WHAT THIS TASK INVOLVES - Set out the records below as a numbered list, starting at the line holding "candle-body <box>448 162 454 172</box>" and ending at the line holding "volume-bar <box>216 428 221 439</box>", with both lines included and blank lines omitted.
--- Begin ---
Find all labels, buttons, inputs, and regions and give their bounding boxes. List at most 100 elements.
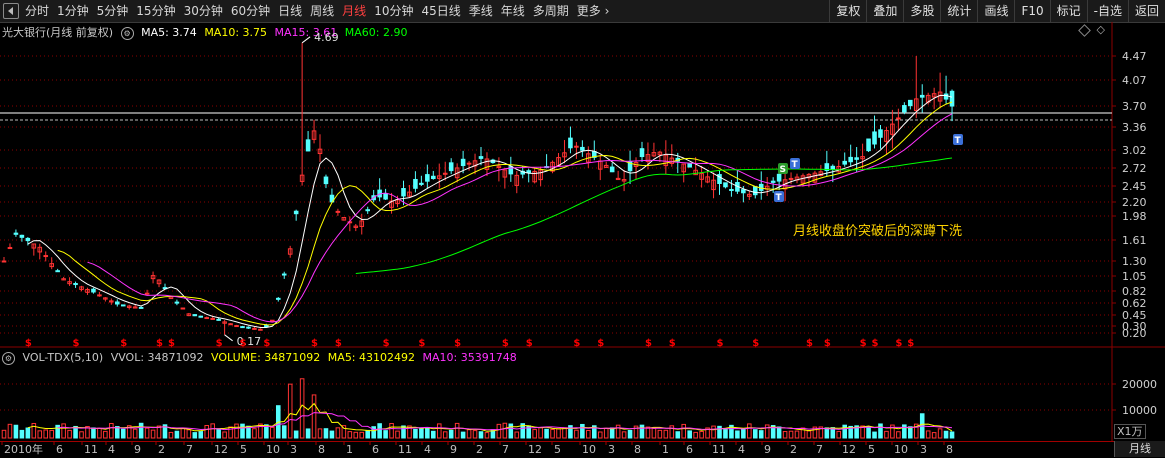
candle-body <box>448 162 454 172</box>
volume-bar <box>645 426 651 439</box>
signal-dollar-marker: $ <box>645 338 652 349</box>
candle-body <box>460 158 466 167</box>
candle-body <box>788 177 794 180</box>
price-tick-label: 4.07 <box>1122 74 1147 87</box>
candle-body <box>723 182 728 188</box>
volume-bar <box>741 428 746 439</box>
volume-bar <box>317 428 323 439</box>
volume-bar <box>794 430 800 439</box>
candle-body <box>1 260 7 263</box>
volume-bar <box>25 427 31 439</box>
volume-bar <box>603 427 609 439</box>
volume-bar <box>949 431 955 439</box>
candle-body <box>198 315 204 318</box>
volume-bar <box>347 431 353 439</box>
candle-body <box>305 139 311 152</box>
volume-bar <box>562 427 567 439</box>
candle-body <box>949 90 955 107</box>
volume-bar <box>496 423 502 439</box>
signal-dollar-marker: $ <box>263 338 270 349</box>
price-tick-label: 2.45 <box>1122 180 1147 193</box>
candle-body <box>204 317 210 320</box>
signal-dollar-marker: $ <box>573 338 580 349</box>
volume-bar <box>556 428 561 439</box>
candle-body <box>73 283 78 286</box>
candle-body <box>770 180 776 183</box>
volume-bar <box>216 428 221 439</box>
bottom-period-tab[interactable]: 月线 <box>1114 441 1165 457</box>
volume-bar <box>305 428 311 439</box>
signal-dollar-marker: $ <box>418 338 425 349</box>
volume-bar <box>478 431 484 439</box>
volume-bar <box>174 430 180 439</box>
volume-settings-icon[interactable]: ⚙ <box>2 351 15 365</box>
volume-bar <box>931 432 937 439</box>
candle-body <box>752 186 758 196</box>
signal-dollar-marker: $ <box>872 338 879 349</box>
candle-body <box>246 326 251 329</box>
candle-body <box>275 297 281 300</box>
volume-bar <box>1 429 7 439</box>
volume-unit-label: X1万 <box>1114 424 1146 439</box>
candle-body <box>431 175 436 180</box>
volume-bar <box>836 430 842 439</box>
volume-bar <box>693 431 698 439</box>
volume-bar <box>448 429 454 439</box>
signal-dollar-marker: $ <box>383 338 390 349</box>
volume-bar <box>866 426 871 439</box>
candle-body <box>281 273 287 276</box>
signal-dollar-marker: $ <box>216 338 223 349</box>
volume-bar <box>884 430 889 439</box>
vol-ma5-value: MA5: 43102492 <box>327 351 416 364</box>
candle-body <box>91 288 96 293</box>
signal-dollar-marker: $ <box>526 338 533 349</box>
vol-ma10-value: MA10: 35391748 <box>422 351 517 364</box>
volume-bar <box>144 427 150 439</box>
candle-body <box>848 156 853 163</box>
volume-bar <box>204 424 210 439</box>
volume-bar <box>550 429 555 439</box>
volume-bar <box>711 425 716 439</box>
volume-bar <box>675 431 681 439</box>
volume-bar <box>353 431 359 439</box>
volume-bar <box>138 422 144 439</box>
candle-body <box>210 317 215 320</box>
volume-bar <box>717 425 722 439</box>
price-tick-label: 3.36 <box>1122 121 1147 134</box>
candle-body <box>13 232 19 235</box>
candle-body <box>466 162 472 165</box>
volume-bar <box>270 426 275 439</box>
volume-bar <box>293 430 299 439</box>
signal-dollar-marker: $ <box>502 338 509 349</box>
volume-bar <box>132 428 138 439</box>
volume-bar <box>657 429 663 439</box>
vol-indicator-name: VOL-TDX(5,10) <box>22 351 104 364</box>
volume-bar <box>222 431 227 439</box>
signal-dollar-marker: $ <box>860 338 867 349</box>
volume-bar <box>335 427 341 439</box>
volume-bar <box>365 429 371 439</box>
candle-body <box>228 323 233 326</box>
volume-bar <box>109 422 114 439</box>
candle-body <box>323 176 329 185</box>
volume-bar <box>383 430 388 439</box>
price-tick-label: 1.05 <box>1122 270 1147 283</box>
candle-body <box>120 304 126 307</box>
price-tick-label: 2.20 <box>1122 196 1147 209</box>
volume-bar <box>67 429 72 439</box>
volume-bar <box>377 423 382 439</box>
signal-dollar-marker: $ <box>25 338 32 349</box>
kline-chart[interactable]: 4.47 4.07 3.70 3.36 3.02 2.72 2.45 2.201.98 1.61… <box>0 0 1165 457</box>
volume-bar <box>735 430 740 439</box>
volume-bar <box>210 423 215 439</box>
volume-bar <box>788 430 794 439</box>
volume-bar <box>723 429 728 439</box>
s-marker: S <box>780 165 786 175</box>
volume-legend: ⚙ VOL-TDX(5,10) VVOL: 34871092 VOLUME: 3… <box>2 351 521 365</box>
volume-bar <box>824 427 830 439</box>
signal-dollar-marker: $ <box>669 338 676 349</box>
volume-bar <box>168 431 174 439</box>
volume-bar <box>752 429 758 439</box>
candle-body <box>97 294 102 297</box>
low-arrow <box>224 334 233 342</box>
--- End ---
CORRECT RESULT -
1. candle-body <box>448 162 454 172</box>
2. volume-bar <box>645 426 651 439</box>
3. signal-dollar-marker: $ <box>645 338 652 349</box>
4. candle-body <box>460 158 466 167</box>
5. candle-body <box>788 177 794 180</box>
6. price-tick-label: 4.07 <box>1122 74 1147 87</box>
7. candle-body <box>723 182 728 188</box>
8. volume-bar <box>741 428 746 439</box>
9. volume-bar <box>317 428 323 439</box>
10. volume-bar <box>794 430 800 439</box>
11. candle-body <box>1 260 7 263</box>
12. volume-bar <box>25 427 31 439</box>
13. volume-bar <box>603 427 609 439</box>
14. volume-bar <box>949 431 955 439</box>
15. candle-body <box>198 315 204 318</box>
16. volume-bar <box>347 431 353 439</box>
17. candle-body <box>305 139 311 152</box>
18. volume-bar <box>562 427 567 439</box>
19. candle-body <box>949 90 955 107</box>
20. volume-bar <box>496 423 502 439</box>
21. signal-dollar-marker: $ <box>263 338 270 349</box>
22. price-tick-label: 2.45 <box>1122 180 1147 193</box>
23. candle-body <box>204 317 210 320</box>
24. signal-dollar-marker: $ <box>573 338 580 349</box>
25. volume-bar <box>556 428 561 439</box>
26. candle-body <box>73 283 78 286</box>
27. candle-body <box>770 180 776 183</box>
28. volume-bar <box>216 428 221 439</box>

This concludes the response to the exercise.